[Provided passage]

· · · ·

Furthermore, on June 9, 1925, Atlas executed a formal option to the Home Association to reconvey at any time within one year. This option read in the light of other testimony lends weight to the contention that the deed was not intended to operate as an absolute conveyance, but only as security for such payments or advances which Atlas might make for and on account of the property conveyed, which as a mat*460ter of law would include reasonable compensation for his services. The parties in their respective briefs, in effect, conceded that the deed was a mortgage. Atlas in asking for $4,000 more than the chancellor awarded him assumes that the deed was a mortgage and thereby fixes the amount necessary to redeem therefrom. As to that part of the decree holding that the deed in question was in equity a mortgage, we agree.

We have scanned the record for the errors complained of in the ruling of the court on the admission and exclusion of evidence, and having in mind the rule that this court will assume that the chancellor, in arriving at his conclusions, as evidenced by the decree, took into consideration only such proofs as were properly admissible. So far as the exclusion of proffered evidence is concerned, we find nothing which detracts from the force of the ultimate findings of the decree.

We come now to the consideration of the question. of the amounts which .should have been allowed to Atlas, whether more or less than the sums found by the decree.

· · · ·

[Material for the task]
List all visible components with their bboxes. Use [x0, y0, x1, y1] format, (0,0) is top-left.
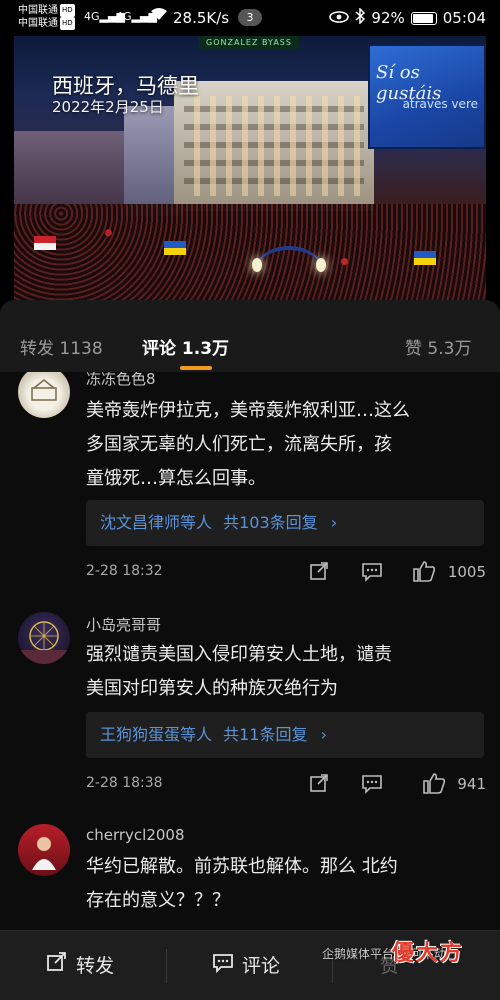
comment-line: 强烈谴责美国入侵印第安人土地，谴责: [86, 644, 392, 665]
repost-label: 转发: [76, 955, 115, 977]
carrier-info: 中国联通 HD 中国联通 HD: [18, 4, 75, 30]
wifi-icon: [150, 7, 168, 25]
bluetooth-icon: [355, 7, 366, 28]
building-sign: GONZALEZ BYASS: [199, 36, 299, 50]
like-icon[interactable]: [412, 560, 436, 582]
tab-likes[interactable]: 赞 5.3万: [405, 334, 471, 359]
tab-comments-count: 1.3万: [181, 339, 230, 359]
like-count: 941: [457, 775, 486, 793]
chevron-right-icon: ›: [320, 725, 327, 744]
interaction-tabs: 转发 1138 评论 1.3万 赞 5.3万: [0, 300, 500, 372]
comment-meta: 2-28 18:38 941: [86, 772, 486, 796]
clock: 05:04: [442, 9, 486, 27]
comment-text: 强烈谴责美国入侵印第安人土地，谴责 美国对印第安人的种族灭绝行为: [86, 638, 486, 706]
replies-preview[interactable]: 沈文昌律师等人 共103条回复 ›: [86, 500, 484, 546]
flag-ukraine: [164, 241, 186, 255]
reply-icon[interactable]: [361, 560, 383, 582]
comment-line: 美国对印第安人的种族灭绝行为: [86, 678, 338, 699]
comment-meta: 2-28 18:32 1005: [86, 560, 486, 584]
status-right: 92% 05:04: [329, 7, 486, 28]
notification-count-badge: 3: [238, 9, 262, 26]
like-count: 1005: [447, 563, 486, 581]
flag-ukraine-2: [414, 251, 436, 265]
post-image[interactable]: GONZALEZ BYASS Sí os gustáis atraves ver…: [14, 36, 486, 300]
post-date: 2022年2月25日: [52, 98, 164, 116]
tab-repost-label: 转发: [20, 339, 54, 359]
comment-item: 冻冻色色8 美帝轰炸伊拉克，美帝轰炸叙利亚…这么 多国家无辜的人们死亡，流离失所…: [0, 372, 500, 612]
hd-badge-1: HD: [60, 4, 75, 17]
tab-likes-count: 5.3万: [427, 339, 472, 359]
comment-button[interactable]: 评论: [212, 951, 280, 978]
comment-line: 多国家无辜的人们死亡，流离失所，孩: [86, 434, 392, 455]
network-type-2: 4G: [116, 10, 132, 23]
network-type-1: 4G: [84, 10, 100, 23]
status-bar: 中国联通 HD 中国联通 HD 4G▂▄▆ 4G▂▄▆ 28.5K/s 3 92% …: [0, 0, 500, 36]
tab-comments[interactable]: 评论 1.3万: [142, 334, 229, 359]
billboard-subtext: atraves vere: [402, 97, 478, 111]
divider: [166, 949, 167, 983]
reply-icon[interactable]: [361, 772, 383, 794]
battery-icon: [410, 11, 437, 25]
comment-username[interactable]: cherrycl2008: [86, 826, 185, 844]
avatar[interactable]: [18, 372, 70, 418]
avatar[interactable]: [18, 612, 70, 664]
tab-likes-label: 赞: [405, 339, 422, 359]
comment-username[interactable]: 小岛亮哥哥: [86, 614, 161, 635]
comment-text: 美帝轰炸伊拉克，美帝轰炸叙利亚…这么 多国家无辜的人们死亡，流离失所，孩 童饿死…: [86, 394, 486, 496]
comment-item: cherrycl2008 华约已解散。前苏联也解体。那么 北约 存在的意义？？？: [0, 824, 500, 930]
reply-users: 沈文昌律师等人: [100, 513, 213, 532]
billboard: Sí os gustáis atraves vere: [368, 44, 486, 149]
comment-line: 华约已解散。前苏联也解体。那么 北约: [86, 856, 398, 877]
carrier-1: 中国联通: [18, 5, 58, 16]
active-tab-indicator: [180, 366, 212, 370]
share-icon[interactable]: [308, 772, 330, 794]
comment-line: 美帝轰炸伊拉克，美帝轰炸叙利亚…这么: [86, 400, 410, 421]
street-lamp: [252, 246, 326, 300]
reply-count: 共11条回复: [223, 725, 308, 744]
network-speed: 28.5K/s: [173, 9, 230, 27]
comment-text: 华约已解散。前苏联也解体。那么 北约 存在的意义？？？: [86, 850, 486, 918]
comment-icon: [212, 951, 234, 978]
repost-icon: [46, 951, 68, 978]
comment-time: 2-28 18:32: [86, 563, 163, 579]
tab-repost-count: 1138: [59, 339, 103, 359]
hd-badge-2: HD: [60, 17, 75, 30]
tab-repost[interactable]: 转发 1138: [20, 334, 103, 359]
share-icon[interactable]: [308, 560, 330, 582]
flag-1: [34, 236, 56, 250]
comment-line: 童饿死…算怎么回事。: [86, 468, 266, 489]
reply-users: 王狗狗蛋蛋等人: [100, 725, 213, 744]
comment-username[interactable]: 冻冻色色8: [86, 372, 156, 389]
tab-comments-label: 评论: [142, 339, 176, 359]
battery-percent: 92%: [371, 9, 405, 27]
replies-preview[interactable]: 王狗狗蛋蛋等人 共11条回复 ›: [86, 712, 484, 758]
comment-list[interactable]: 冻冻色色8 美帝轰炸伊拉克，美帝轰炸叙利亚…这么 多国家无辜的人们死亡，流离失所…: [0, 372, 500, 930]
eye-icon: [329, 9, 350, 27]
building-windows: [184, 96, 364, 196]
comment-label: 评论: [242, 955, 281, 977]
carrier-2: 中国联通: [18, 18, 58, 29]
comment-item: 小岛亮哥哥 强烈谴责美国入侵印第安人土地，谴责 美国对印第安人的种族灭绝行为 王…: [0, 612, 500, 824]
repost-button[interactable]: 转发: [46, 951, 114, 978]
watermark-logo: 優大方: [392, 940, 465, 966]
comment-line: 存在的意义？？？: [86, 890, 230, 911]
avatar[interactable]: [18, 824, 70, 876]
comment-time: 2-28 18:38: [86, 775, 163, 791]
chevron-right-icon: ›: [330, 513, 338, 532]
like-icon[interactable]: [422, 772, 446, 794]
reply-count: 共103条回复: [223, 513, 318, 532]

· · · ·

[Written task 1] Extract each line of the records that contains the string "flag".
[Written task 2] Go on with the court opinion about Atlas's deed, starting right after its last sentence.
The text and the records come from unrelated sources.

[Task answer 1]
flag-ukraine: [164, 241, 186, 255]
flag-ukraine-2: [414, 251, 436, 265]
flag-1: [34, 236, 56, 250]

[Task answer 2]
The tender made, if good, would stop interest, but being bad, it stopped nothing. When the tender was made it was much short of the amount then due, as found by the decree. An injunction was unnecessary under the findings of the decree. If complainants had complied with the decree at the time of its entry and paid the amount awarded Atlas, they would have gone into the undisturbed possession of the mortgaged property. Failing to do so they must suffer the penalty of such failure. However this may be, the failure of complainants to abide by the decree of the court, their bill should be dismissed for want of equity. A party who proffers equity must perform, otherwise he is not entitled to equitable relief which he asks for himself. When he fails to perform the promise to do equity made in the bill, as may be adjudged by the *461court, which promise gave the court jurisdiction and moved the chancellor to grant the relief which he did, then such party has no further standing in equity to any relief whatsoever.

Complainants never even tendered the amount which in their argument they admit to be due. Furthermore the amount actually tendered on the trial was made before the decision and decree of the court and not thereafter renewed. In other words, the tender was not kept good. Complainants were accorded the benefit of their tender by the refusal of the chancellor to allow interest on the sum tendered from the date of the tender to the date of the entry of the decree. This action was more than generous toward complainants.

Defendant in his brief accepts of the decision of the learned chancellor that the deed in question is not absolute, but in the nature of a mortgage. This leaves for our further decision the correctness of the accounting as set forth in the decree. These are encompassed within three items, viz., money advanced by Atlas to the Express Company and Publishing Company, $2,000, with interest thereon to date of decree at 6% $132, making $2,132; also $6,042.65 advanced by Atlas to the Bank, with interest thereon at 6% to January 19, 1926, $140.35, making $6,183; moneys expended by Atlas for insurance, $215 with interest- thereon to last mentioned date at 6% $4, making $219; the whole three items making $8,534, the amount decreed to be paid within thirty days.

Complainants object to the first item of $2132, only with the exception of a claim for $25, so-called rent payment. As to that $25 item, we see nothing in the record which would justify this court in varying the decree on that item.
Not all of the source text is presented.